_PROBLEM STATEMENT_
Of all the lines in the material, how many contain the word "JSON"? State the number alone.

_Figure content listings_

□ □ □ □ □

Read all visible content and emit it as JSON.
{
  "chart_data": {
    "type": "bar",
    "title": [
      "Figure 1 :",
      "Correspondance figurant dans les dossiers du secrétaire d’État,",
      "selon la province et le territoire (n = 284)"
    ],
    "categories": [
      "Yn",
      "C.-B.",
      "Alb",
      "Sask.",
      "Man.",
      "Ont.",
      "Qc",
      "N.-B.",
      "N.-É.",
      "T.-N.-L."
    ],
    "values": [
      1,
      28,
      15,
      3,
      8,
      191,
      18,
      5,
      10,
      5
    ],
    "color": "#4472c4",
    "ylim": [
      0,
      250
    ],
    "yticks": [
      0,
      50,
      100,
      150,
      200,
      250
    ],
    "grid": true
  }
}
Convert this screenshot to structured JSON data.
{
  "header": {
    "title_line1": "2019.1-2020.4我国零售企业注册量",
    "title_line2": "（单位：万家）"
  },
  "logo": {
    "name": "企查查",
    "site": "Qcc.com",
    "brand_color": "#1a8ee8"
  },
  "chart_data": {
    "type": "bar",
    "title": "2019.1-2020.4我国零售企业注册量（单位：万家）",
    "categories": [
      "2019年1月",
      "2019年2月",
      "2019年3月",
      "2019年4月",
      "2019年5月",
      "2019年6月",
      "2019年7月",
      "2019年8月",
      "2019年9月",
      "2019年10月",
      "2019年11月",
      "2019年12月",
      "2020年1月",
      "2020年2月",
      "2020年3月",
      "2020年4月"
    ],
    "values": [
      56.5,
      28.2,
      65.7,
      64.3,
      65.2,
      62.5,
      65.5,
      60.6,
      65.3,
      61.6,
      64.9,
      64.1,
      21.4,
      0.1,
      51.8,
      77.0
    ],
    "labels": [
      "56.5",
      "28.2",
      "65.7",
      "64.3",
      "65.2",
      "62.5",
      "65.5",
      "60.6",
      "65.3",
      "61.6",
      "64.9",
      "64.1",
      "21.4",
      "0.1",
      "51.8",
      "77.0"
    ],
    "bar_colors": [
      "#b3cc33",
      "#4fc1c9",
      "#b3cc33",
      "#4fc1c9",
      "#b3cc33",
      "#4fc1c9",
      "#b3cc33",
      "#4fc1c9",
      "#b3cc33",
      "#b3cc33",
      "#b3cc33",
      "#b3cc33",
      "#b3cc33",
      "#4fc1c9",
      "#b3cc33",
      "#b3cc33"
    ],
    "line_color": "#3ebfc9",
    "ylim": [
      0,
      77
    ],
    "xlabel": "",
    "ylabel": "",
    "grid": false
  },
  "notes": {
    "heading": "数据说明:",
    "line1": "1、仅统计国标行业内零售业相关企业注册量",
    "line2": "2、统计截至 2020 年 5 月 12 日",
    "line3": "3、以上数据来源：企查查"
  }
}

□ □ □ □ □

_SOLUTION_
2